▶ Description of the task
Your answer should be an exact copy of every record.

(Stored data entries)
--------
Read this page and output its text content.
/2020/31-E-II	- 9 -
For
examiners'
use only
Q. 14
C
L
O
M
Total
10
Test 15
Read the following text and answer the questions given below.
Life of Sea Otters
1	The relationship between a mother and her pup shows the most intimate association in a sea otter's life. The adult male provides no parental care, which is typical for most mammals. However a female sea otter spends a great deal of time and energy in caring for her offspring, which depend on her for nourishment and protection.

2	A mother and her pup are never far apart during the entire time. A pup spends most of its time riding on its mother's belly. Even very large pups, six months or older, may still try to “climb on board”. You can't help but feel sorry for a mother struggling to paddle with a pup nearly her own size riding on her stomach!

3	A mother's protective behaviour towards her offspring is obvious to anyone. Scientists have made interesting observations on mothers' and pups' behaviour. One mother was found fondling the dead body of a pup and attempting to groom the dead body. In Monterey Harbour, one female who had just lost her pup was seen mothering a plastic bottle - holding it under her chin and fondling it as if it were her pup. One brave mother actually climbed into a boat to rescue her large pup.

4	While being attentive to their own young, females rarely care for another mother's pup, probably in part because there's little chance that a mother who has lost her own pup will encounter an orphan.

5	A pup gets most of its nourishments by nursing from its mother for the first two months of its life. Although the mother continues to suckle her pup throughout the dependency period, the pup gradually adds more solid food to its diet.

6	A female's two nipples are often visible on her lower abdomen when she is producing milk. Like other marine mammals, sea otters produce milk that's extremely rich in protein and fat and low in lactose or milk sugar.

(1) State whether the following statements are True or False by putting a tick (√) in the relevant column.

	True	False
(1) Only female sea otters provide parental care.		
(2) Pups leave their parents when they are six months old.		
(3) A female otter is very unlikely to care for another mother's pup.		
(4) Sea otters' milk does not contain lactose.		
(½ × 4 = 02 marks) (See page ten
--------
▶ Result of the task
Read this page and output its text content.
/2020/31-E-II	- 9 -
For
examiners'
use only
Q. 14
C
L
O
M
Total
10
Test 15
Read the following text and answer the questions given below.
Life of Sea Otters
1	The relationship between a mother and her pup shows the most intimate association in a sea otter's life. The adult male provides no parental care, which is typical for most mammals. However a female sea otter spends a great deal of time and energy in caring for her offspring, which depend on her for nourishment and protection.

2	A mother and her pup are never far apart during the entire time. A pup spends most of its time riding on its mother's belly. Even very large pups, six months or older, may still try to “climb on board”. You can't help but feel sorry for a mother struggling to paddle with a pup nearly her own size riding on her stomach!

3	A mother's protective behaviour towards her offspring is obvious to anyone. Scientists have made interesting observations on mothers' and pups' behaviour. One mother was found fondling the dead body of a pup and attempting to groom the dead body. In Monterey Harbour, one female who had just lost her pup was seen mothering a plastic bottle - holding it under her chin and fondling it as if it were her pup. One brave mother actually climbed into a boat to rescue her large pup.

4	While being attentive to their own young, females rarely care for another mother's pup, probably in part because there's little chance that a mother who has lost her own pup will encounter an orphan.

5	A pup gets most of its nourishments by nursing from its mother for the first two months of its life. Although the mother continues to suckle her pup throughout the dependency period, the pup gradually adds more solid food to its diet.

6	A female's two nipples are often visible on her lower abdomen when she is producing milk. Like other marine mammals, sea otters produce milk that's extremely rich in protein and fat and low in lactose or milk sugar.

(1) State whether the following statements are True or False by putting a tick (√) in the relevant column.

	True	False
(1) Only female sea otters provide parental care.		
(2) Pups leave their parents when they are six months old.		
(3) A female otter is very unlikely to care for another mother's pup.		
(4) Sea otters' milk does not contain lactose.		
(½ × 4 = 02 marks) (See page ten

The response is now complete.